Failure to comply was punished with immolation as a
relapsed heretic.
Confession
was followed by execution, but death row could become a
stretch, since the number of condemned prisoners was allowed to
accumulate. The
auto-da-fe was a solemn festival. On the appointed morning, the
convicted was
attired in a yellow robe without sleeves, embroidered all over with
black
figures of demons. A large conical paper miter was placed upon your
head, with
a picture on it of a man surrounded by flames. They would prey open
your mouth
and arrest your tongue with a wooden clamp, that prevented you from
opening or
shutting your mouth. At this point a breakfast was carried in and
placed before
you, the best food you had seen for a long time. With ironical
politeness, the
executioners would urge you to satisfy your hunger. Then the gates
opened to
the public square and you were made to fall in with the procession,
headed by
school children. Behind you and your fellow convicts came the
magistrates and
nobility, the prelates and dignitaries of the Church. The inquisitors
and their
staff followed on horseback, with the blood-red flag of the "sacred
office" waving above them. After reaching the scaffold a sermon was
preached to the assembled multitude. Then the sentences were read out
individually to the convicts. The clergy would chant the 51st psalm,
the whole
throng uniting in the Miserere. If a priest happened to be among the
culprits,
he was stripped of the canonicals only now, and in plain sight, while
his
hands, lips, and shaven head were scraped with a bit of glass: it was
supposed
to remove the oil of consecration. Up to this point the reconciled had
been
joining the procession of the convicted and were now permitted to step
aside.

SUPPLIED ENTRIES:
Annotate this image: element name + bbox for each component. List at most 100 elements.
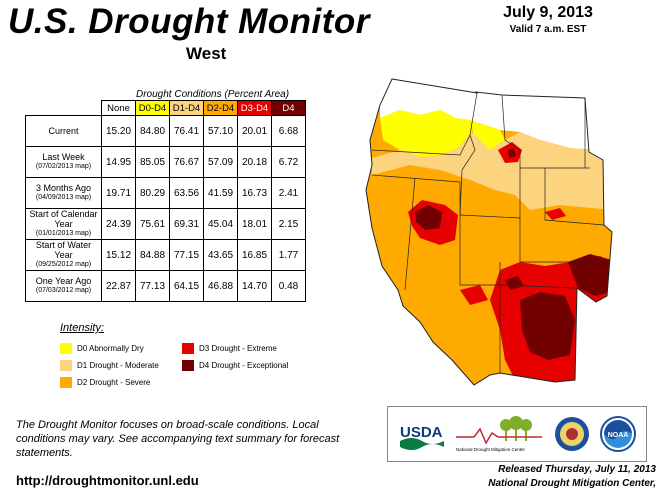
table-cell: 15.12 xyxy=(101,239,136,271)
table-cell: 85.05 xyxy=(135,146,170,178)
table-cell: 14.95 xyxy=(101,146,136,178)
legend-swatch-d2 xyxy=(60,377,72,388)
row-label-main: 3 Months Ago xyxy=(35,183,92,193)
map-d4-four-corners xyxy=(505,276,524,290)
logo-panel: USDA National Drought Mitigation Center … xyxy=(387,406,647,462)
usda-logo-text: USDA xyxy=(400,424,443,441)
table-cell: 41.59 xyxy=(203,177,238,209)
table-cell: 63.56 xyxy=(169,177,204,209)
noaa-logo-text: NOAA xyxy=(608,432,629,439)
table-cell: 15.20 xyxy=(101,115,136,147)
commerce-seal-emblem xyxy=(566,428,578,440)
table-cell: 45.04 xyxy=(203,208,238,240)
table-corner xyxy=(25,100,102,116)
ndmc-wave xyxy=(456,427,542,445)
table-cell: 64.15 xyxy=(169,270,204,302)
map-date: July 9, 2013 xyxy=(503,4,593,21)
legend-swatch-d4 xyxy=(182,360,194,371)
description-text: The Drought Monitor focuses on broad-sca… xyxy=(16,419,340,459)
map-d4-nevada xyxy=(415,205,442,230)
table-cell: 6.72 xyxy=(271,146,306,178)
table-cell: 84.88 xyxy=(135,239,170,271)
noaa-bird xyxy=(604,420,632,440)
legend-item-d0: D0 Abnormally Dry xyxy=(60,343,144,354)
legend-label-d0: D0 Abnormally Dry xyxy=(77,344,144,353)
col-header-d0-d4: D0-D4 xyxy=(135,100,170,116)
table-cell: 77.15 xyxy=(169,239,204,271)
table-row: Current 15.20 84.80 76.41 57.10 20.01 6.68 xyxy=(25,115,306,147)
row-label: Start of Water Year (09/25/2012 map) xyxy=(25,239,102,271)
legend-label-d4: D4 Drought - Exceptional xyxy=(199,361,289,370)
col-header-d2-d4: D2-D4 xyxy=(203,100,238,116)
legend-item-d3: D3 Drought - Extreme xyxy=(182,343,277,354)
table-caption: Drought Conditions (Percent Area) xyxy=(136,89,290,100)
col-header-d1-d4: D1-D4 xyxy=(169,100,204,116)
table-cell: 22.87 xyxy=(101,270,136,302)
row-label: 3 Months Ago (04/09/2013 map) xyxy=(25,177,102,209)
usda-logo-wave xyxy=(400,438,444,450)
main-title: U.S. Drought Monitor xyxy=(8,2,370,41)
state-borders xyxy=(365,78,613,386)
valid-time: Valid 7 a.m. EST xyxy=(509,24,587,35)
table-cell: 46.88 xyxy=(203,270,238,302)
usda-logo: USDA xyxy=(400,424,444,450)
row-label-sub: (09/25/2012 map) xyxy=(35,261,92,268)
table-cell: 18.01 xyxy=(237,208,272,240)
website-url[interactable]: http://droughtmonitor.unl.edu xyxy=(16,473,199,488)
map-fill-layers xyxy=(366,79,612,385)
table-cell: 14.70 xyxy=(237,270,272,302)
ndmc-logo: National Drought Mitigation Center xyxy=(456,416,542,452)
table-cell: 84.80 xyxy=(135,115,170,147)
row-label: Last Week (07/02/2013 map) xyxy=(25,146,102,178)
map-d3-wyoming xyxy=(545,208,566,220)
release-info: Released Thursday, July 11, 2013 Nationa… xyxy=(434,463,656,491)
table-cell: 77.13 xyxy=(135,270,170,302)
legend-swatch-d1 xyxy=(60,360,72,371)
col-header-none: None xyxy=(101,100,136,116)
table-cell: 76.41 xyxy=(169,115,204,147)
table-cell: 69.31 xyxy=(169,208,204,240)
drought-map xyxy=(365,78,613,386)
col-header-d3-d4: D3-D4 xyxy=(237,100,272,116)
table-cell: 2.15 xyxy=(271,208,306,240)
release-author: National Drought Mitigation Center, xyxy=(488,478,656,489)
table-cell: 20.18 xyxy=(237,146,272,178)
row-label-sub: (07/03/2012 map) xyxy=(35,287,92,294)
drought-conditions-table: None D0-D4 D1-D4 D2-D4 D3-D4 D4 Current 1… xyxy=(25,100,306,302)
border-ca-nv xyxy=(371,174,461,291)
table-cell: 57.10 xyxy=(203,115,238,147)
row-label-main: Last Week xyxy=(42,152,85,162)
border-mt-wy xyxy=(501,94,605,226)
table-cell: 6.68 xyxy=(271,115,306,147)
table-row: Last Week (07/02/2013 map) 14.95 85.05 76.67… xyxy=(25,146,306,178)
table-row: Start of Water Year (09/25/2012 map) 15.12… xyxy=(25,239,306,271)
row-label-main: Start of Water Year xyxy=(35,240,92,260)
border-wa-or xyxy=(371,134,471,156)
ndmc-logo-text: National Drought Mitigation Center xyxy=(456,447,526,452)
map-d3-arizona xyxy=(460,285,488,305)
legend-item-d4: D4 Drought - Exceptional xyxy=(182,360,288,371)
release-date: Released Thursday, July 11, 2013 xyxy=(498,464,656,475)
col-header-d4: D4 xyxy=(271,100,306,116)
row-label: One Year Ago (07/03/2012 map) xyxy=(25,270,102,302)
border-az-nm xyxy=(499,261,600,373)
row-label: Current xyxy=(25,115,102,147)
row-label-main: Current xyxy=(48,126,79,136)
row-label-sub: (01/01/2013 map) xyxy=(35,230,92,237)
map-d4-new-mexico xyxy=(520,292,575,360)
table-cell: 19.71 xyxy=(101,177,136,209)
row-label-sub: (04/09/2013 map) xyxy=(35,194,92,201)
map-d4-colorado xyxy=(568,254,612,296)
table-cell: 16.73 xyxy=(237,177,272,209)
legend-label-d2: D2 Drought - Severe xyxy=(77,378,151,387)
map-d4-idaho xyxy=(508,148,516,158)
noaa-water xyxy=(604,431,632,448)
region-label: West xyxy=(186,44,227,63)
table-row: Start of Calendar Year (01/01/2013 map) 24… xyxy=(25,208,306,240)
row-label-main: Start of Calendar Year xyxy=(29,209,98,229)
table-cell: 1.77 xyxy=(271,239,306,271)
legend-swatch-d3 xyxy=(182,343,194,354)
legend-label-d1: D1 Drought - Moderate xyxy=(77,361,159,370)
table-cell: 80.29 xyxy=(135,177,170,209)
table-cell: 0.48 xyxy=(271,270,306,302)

...

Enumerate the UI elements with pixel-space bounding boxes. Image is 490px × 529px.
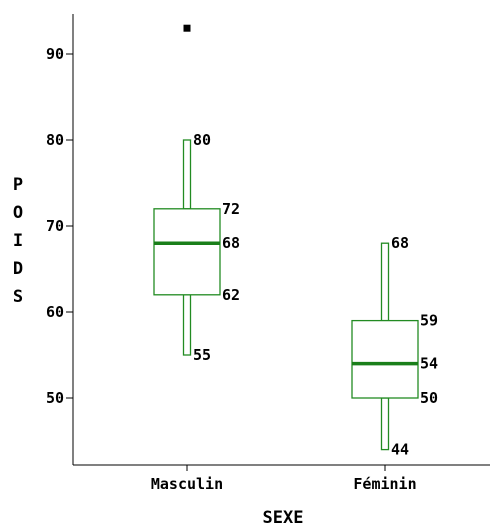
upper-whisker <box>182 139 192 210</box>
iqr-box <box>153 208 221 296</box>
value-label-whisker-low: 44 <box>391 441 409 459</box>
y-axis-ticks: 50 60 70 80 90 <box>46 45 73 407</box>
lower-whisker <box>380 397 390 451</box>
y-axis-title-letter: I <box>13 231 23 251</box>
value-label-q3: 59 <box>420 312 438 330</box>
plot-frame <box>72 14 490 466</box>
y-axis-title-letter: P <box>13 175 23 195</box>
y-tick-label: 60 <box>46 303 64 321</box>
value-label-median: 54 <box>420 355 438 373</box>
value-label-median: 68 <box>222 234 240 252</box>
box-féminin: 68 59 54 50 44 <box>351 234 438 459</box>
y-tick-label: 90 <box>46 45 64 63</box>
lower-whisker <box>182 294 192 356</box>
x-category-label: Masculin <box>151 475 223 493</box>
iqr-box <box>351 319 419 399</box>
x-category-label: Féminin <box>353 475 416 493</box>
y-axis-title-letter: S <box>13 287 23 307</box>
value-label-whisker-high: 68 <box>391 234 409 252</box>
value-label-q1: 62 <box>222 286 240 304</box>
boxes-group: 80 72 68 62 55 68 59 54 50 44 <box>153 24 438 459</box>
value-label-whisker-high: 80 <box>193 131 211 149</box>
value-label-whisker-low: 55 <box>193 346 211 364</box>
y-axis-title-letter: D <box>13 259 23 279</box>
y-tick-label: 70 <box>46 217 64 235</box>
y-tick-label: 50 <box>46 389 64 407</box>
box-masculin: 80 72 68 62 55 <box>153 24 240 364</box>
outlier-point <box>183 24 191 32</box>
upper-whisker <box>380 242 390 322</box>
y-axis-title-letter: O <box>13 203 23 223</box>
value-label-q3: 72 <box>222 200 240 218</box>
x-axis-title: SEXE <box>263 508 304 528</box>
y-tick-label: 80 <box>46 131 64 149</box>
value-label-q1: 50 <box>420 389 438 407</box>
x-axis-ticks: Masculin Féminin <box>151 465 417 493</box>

--

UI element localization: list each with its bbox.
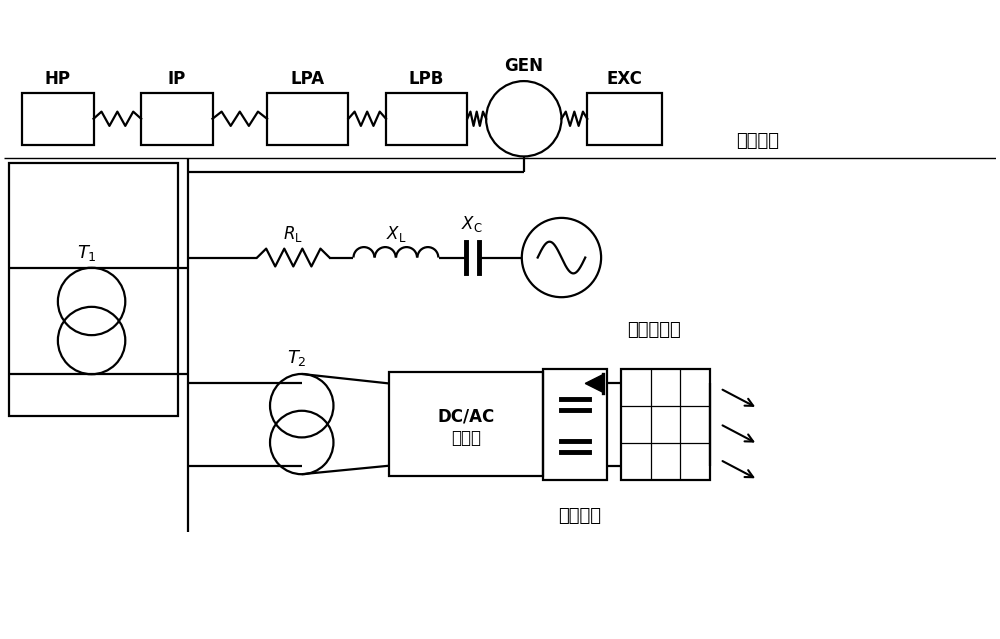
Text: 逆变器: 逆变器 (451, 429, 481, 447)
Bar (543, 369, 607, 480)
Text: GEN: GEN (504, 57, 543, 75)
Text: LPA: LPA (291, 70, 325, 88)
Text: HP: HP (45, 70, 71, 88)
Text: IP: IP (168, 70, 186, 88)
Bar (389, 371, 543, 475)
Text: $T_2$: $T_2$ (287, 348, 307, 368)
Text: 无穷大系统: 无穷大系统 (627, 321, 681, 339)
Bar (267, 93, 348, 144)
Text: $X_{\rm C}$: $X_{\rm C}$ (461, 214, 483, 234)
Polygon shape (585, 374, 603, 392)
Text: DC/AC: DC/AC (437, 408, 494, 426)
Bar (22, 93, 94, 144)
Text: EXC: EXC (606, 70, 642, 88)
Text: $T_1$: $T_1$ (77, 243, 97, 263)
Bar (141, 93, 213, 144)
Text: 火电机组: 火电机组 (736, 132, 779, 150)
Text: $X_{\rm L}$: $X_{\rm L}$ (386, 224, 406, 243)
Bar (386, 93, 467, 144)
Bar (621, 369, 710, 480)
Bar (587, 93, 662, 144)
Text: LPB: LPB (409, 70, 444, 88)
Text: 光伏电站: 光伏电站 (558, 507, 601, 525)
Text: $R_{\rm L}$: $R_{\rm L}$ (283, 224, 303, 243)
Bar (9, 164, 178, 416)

PROBLEM SET:
#1 Decide whether each statement agrees with the auto-da-fe passage: (a) the convicted wore a yellow robe with sleeves, (b) school children led the procession, (c) the inquisitors walked on foot. For each, answer yes or no and quote the words from the auto-da-fe passage that settle it.
#2 Pick up the auto-da-fe passage after its last sentence and carry it on in the same manner.
The items play no part in this work.

RESPONSES PER TASK:
#1
(a) No: "attired in a yellow robe without sleeves"
(b) Yes: "headed by school children"
(c) No: "The inquisitors and their staff followed on horseback"

#2
For
you this was the signal to mount the scaffold, where the executioner
was standing ready to tie you up and kindle the fire. While you were
climbing over the pile of firewood, the inquisitor formally delivered
you into the executioner’s hands with the ironic request “to
deal with you
tenderly, and without bloodletting or injury.” If you were one of
the steadfast,
you received a slow
roasting on green faggots, a "sweet
savor to the Lord" (Exodus
29:18; Ezekiel. 20:41).
If you renounced in this last extremity and kissed the crucifix – but
how
are you supposed to do that with this gag in your mouth – they
mercifully
strangled you before throwing you on the flames. Recanting without the
kiss earned
you a layer of dry, more quickly burning wood under your feet. Such was
the
Spanish Inquisition, according to the biographer of Philip the Second,
a
"heavenly remedy, a guardian angel
of Paradise, a lions' den in which Daniel and other just men could
sustain no
injury, but in which perverse sinners were torn to pieces" (Luis Cabrera
de Córdoba, 1559 – 1623, Felipe II Rey de España,
1619). Even
the
cemeteries offered no refuge. The inquisitors rifled the graves for the
remains
of dead heretics. The corpses were exhumed, mutilated and burned,
sometimes in
effigy, when the digging unearthed only a pile of dirt. And
yet, even in our day and age, one can still hear certain “historians”
defend as
"due process" and “cutting edge of the law”
the sinister
machinery of an institution, that, if it still had the power, would
abolish their
privilege of free speech first thing. Due process? The process is the
atrocity!
Cutting edge indeed!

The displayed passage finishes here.